> [Given exercise]
Output the material below unchanged, apart from leaving out the pictures.

> [Data shown]
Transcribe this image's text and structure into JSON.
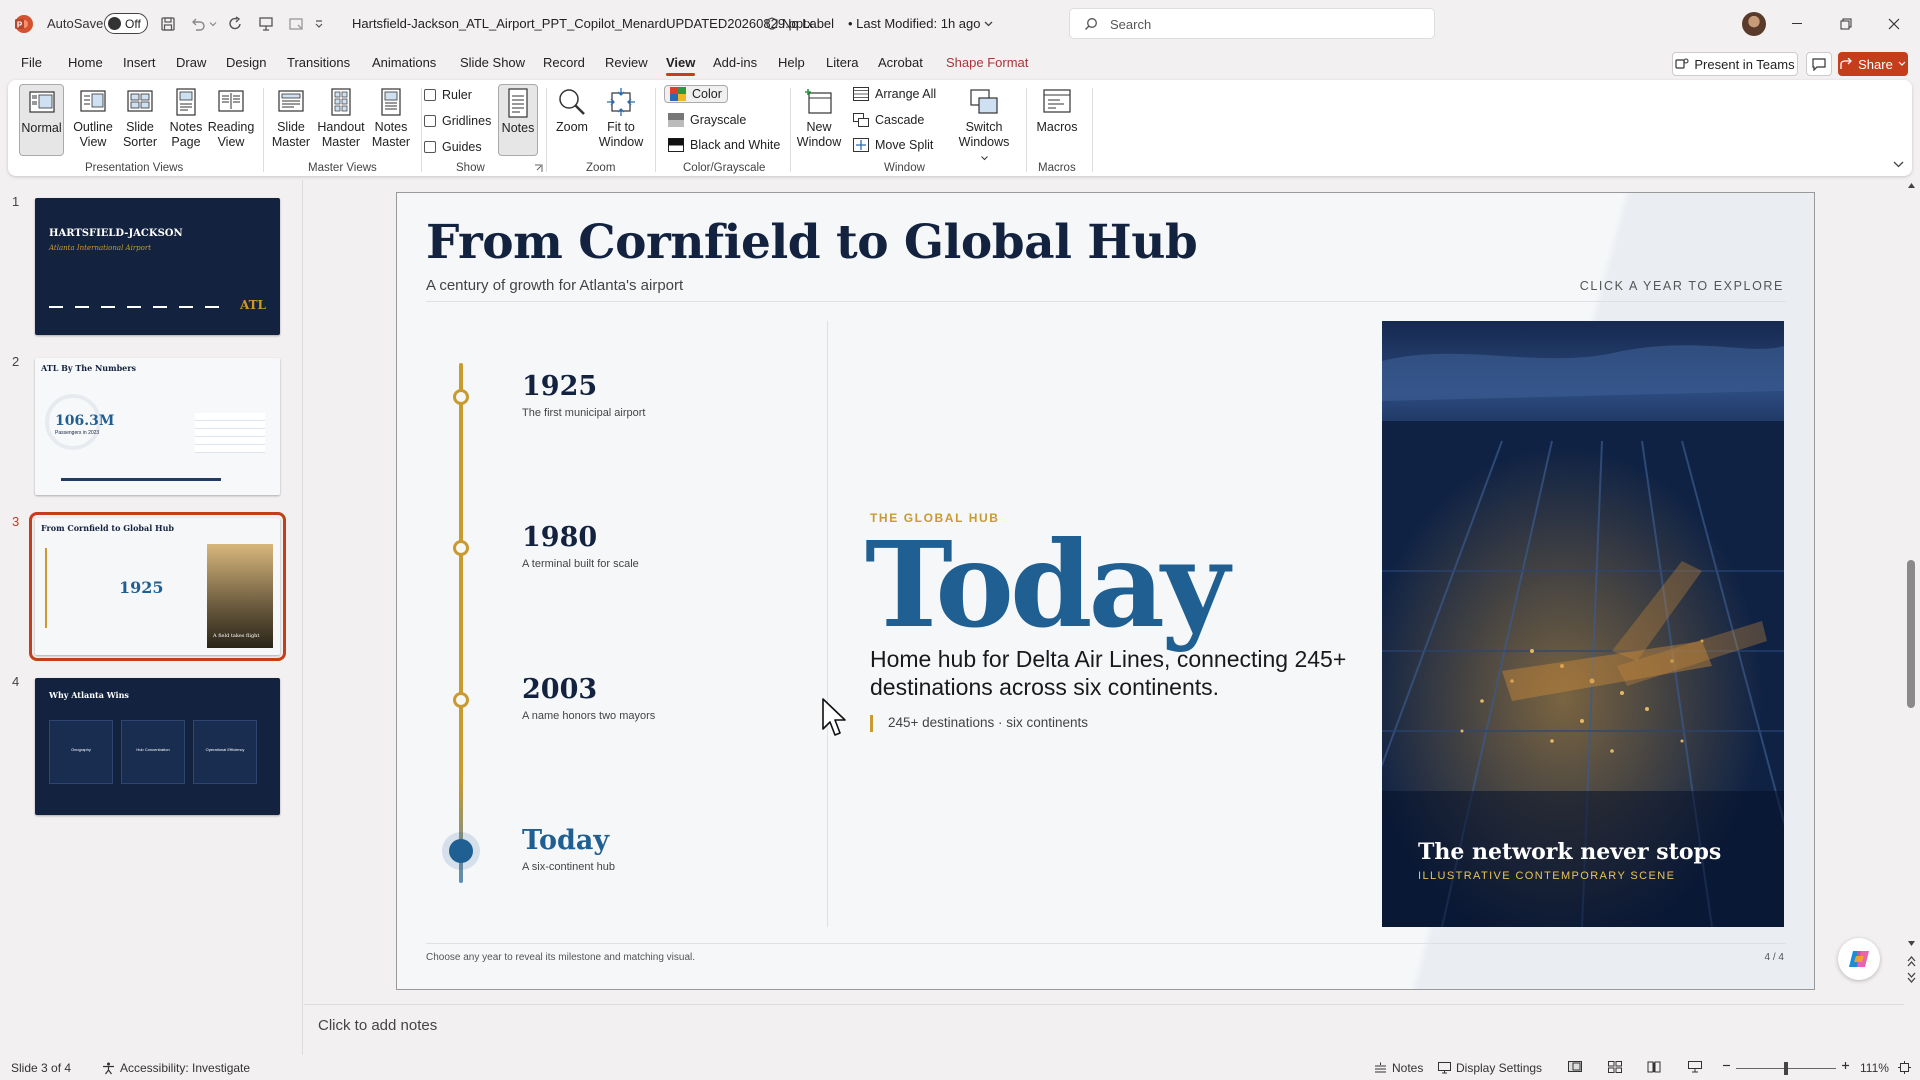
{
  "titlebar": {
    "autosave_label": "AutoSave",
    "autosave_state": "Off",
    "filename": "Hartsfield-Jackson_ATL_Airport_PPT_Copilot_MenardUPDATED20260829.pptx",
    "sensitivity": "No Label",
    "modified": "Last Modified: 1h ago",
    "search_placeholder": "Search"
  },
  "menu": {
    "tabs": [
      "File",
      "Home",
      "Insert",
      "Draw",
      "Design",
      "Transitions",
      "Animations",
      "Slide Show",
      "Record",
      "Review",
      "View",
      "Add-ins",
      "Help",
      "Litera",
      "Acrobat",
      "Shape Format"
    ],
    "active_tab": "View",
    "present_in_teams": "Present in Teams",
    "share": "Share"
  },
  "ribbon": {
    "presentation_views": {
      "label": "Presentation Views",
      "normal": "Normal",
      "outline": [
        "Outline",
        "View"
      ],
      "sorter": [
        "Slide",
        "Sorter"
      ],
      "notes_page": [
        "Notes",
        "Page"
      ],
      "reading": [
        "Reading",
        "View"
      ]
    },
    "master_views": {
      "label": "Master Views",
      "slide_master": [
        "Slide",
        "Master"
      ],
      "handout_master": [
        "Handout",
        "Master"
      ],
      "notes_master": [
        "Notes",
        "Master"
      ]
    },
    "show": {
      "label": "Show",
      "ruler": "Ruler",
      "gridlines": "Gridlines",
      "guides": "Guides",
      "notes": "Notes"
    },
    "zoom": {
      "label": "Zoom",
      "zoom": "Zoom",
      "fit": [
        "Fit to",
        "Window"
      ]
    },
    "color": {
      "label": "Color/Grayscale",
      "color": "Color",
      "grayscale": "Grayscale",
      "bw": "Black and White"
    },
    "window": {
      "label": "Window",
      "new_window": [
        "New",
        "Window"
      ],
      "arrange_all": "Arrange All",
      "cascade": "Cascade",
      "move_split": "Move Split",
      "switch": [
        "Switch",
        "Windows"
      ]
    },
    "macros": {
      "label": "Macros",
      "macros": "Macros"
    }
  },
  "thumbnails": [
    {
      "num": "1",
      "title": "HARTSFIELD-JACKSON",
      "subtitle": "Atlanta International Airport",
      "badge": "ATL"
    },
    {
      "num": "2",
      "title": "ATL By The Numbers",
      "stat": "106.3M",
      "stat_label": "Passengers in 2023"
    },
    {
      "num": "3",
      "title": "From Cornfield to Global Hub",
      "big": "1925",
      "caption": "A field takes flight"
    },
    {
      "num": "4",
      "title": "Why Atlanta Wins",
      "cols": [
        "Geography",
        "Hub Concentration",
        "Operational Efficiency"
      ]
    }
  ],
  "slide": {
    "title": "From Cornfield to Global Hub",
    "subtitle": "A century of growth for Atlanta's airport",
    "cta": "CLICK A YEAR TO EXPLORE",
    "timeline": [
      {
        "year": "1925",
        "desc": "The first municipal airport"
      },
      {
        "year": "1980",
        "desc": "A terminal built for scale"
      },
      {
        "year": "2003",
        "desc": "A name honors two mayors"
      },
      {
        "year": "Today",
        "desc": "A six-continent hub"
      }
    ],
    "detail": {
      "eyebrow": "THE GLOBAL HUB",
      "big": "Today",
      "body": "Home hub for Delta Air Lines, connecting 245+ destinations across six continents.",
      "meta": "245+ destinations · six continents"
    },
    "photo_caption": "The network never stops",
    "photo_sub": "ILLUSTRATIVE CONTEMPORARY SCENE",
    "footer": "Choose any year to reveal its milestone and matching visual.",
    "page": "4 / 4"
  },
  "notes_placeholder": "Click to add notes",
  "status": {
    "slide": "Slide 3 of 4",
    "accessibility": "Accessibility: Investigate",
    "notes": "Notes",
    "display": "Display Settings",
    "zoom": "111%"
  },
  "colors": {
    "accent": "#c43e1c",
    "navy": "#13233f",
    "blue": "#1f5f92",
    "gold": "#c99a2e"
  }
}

> [Task result]
Transcribe this image's text and structure into JSON.
{
  "titlebar": {
    "autosave_label": "AutoSave",
    "autosave_state": "Off",
    "filename": "Hartsfield-Jackson_ATL_Airport_PPT_Copilot_MenardUPDATED20260829.pptx",
    "sensitivity": "No Label",
    "modified": "Last Modified: 1h ago",
    "search_placeholder": "Search"
  },
  "menu": {
    "tabs": [
      "File",
      "Home",
      "Insert",
      "Draw",
      "Design",
      "Transitions",
      "Animations",
      "Slide Show",
      "Record",
      "Review",
      "View",
      "Add-ins",
      "Help",
      "Litera",
      "Acrobat",
      "Shape Format"
    ],
    "active_tab": "View",
    "present_in_teams": "Present in Teams",
    "share": "Share"
  },
  "ribbon": {
    "presentation_views": {
      "label": "Presentation Views",
      "normal": "Normal",
      "outline": [
        "Outline",
        "View"
      ],
      "sorter": [
        "Slide",
        "Sorter"
      ],
      "notes_page": [
        "Notes",
        "Page"
      ],
      "reading": [
        "Reading",
        "View"
      ]
    },
    "master_views": {
      "label": "Master Views",
      "slide_master": [
        "Slide",
        "Master"
      ],
      "handout_master": [
        "Handout",
        "Master"
      ],
      "notes_master": [
        "Notes",
        "Master"
      ]
    },
    "show": {
      "label": "Show",
      "ruler": "Ruler",
      "gridlines": "Gridlines",
      "guides": "Guides",
      "notes": "Notes"
    },
    "zoom": {
      "label": "Zoom",
      "zoom": "Zoom",
      "fit": [
        "Fit to",
        "Window"
      ]
    },
    "color": {
      "label": "Color/Grayscale",
      "color": "Color",
      "grayscale": "Grayscale",
      "bw": "Black and White"
    },
    "window": {
      "label": "Window",
      "new_window": [
        "New",
        "Window"
      ],
      "arrange_all": "Arrange All",
      "cascade": "Cascade",
      "move_split": "Move Split",
      "switch": [
        "Switch",
        "Windows"
      ]
    },
    "macros": {
      "label": "Macros",
      "macros": "Macros"
    }
  },
  "thumbnails": [
    {
      "num": "1",
      "title": "HARTSFIELD-JACKSON",
      "subtitle": "Atlanta International Airport",
      "badge": "ATL"
    },
    {
      "num": "2",
      "title": "ATL By The Numbers",
      "stat": "106.3M",
      "stat_label": "Passengers in 2023"
    },
    {
      "num": "3",
      "title": "From Cornfield to Global Hub",
      "big": "1925",
      "caption": "A field takes flight"
    },
    {
      "num": "4",
      "title": "Why Atlanta Wins",
      "cols": [
        "Geography",
        "Hub Concentration",
        "Operational Efficiency"
      ]
    }
  ],
  "slide": {
    "title": "From Cornfield to Global Hub",
    "subtitle": "A century of growth for Atlanta's airport",
    "cta": "CLICK A YEAR TO EXPLORE",
    "timeline": [
      {
        "year": "1925",
        "desc": "The first municipal airport"
      },
      {
        "year": "1980",
        "desc": "A terminal built for scale"
      },
      {
        "year": "2003",
        "desc": "A name honors two mayors"
      },
      {
        "year": "Today",
        "desc": "A six-continent hub"
      }
    ],
    "detail": {
      "eyebrow": "THE GLOBAL HUB",
      "big": "Today",
      "body": "Home hub for Delta Air Lines, connecting 245+ destinations across six continents.",
      "meta": "245+ destinations · six continents"
    },
    "photo_caption": "The network never stops",
    "photo_sub": "ILLUSTRATIVE CONTEMPORARY SCENE",
    "footer": "Choose any year to reveal its milestone and matching visual.",
    "page": "4 / 4"
  },
  "notes_placeholder": "Click to add notes",
  "status": {
    "slide": "Slide 3 of 4",
    "accessibility": "Accessibility: Investigate",
    "notes": "Notes",
    "display": "Display Settings",
    "zoom": "111%"
  },
  "colors": {
    "accent": "#c43e1c",
    "navy": "#13233f",
    "blue": "#1f5f92",
    "gold": "#c99a2e"
  }
}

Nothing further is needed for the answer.